__Dataset rows__:
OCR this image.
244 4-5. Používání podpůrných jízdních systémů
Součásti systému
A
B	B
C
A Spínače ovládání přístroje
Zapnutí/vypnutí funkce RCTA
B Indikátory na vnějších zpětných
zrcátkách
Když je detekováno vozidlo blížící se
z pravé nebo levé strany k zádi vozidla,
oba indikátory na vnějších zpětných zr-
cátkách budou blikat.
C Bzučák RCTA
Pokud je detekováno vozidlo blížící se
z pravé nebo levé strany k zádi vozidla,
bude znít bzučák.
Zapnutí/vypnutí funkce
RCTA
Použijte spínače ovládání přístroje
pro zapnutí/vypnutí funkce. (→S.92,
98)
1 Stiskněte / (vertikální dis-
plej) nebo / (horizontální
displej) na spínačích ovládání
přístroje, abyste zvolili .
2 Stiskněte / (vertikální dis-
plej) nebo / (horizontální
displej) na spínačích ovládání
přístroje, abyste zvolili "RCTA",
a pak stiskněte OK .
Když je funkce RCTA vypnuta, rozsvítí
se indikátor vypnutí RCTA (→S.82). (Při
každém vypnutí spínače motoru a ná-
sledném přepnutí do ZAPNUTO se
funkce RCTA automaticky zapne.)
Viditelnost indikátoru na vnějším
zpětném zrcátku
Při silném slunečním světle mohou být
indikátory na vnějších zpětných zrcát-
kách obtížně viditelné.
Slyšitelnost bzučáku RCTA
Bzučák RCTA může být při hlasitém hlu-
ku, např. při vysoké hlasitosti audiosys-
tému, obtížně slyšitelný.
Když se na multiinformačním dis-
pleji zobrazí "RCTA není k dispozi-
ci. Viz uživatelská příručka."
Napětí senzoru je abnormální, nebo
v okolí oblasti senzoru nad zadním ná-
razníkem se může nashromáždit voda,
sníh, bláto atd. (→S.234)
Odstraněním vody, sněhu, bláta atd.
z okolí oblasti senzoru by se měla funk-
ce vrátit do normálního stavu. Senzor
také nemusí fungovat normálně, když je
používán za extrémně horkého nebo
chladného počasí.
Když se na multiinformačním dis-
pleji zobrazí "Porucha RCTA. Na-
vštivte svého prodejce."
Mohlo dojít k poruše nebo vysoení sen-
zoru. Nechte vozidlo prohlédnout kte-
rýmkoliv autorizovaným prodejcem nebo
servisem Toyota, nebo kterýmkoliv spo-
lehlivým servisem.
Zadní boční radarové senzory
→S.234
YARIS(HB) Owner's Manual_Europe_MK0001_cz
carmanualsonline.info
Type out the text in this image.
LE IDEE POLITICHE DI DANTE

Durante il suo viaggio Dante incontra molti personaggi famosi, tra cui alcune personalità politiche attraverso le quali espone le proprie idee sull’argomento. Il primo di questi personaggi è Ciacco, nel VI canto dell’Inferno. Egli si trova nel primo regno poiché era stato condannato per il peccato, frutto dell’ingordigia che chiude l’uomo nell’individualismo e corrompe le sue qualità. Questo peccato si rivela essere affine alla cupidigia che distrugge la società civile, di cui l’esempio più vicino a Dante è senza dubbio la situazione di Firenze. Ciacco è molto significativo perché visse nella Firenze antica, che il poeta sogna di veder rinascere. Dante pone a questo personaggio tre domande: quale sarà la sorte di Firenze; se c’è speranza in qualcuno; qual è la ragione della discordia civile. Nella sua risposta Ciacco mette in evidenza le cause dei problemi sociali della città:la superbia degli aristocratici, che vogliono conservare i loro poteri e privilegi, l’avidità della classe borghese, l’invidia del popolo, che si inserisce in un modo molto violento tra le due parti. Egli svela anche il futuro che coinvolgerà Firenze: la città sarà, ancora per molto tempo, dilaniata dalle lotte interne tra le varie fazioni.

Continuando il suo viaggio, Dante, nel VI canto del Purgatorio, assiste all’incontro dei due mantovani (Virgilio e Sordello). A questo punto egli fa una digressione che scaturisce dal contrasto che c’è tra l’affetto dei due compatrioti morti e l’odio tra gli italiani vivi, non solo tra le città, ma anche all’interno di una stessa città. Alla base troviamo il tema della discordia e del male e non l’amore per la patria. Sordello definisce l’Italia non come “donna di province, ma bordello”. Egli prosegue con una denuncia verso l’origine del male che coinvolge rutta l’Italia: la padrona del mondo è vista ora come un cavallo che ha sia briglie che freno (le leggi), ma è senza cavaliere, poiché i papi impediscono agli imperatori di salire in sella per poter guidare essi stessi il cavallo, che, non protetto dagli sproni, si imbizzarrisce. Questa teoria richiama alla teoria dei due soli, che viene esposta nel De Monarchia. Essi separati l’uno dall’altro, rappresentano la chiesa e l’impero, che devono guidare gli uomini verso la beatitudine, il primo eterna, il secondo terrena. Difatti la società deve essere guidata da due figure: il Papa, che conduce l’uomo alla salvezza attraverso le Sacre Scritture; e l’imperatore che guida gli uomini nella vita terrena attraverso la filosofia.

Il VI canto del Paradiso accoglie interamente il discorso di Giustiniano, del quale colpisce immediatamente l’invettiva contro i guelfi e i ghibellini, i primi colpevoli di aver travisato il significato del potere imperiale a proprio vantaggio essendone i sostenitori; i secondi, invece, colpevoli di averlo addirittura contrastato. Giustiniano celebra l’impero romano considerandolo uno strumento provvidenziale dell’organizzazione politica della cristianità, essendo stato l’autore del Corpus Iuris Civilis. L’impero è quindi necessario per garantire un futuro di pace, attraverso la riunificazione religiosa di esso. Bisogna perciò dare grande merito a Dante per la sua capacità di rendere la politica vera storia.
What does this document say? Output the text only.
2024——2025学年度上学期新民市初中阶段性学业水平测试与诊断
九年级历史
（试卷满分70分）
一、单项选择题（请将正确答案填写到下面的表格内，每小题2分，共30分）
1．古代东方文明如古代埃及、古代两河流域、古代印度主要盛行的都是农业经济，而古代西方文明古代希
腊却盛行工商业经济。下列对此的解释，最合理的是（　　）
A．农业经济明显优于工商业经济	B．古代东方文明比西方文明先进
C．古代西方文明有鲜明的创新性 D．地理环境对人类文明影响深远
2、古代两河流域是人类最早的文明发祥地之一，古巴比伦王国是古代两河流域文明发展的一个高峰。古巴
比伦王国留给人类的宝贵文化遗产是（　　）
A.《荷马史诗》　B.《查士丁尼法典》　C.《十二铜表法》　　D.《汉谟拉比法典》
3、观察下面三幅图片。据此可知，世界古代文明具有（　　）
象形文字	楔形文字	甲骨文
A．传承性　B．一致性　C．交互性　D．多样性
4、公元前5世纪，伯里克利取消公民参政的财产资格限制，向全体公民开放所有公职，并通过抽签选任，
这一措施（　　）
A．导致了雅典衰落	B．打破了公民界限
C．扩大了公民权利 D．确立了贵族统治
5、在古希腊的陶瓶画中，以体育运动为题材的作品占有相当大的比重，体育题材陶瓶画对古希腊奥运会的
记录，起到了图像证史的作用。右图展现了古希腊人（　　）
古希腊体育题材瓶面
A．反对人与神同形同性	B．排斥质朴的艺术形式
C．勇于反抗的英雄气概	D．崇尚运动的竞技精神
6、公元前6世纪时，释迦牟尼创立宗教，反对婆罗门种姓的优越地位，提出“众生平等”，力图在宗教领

__Work to be completed__:
Using the material above, gather every line that includes "zobrazí".

__Final result__:
pleji zobrazí "RCTA není k dispozi-
pleji zobrazí "Porucha RCTA. Na-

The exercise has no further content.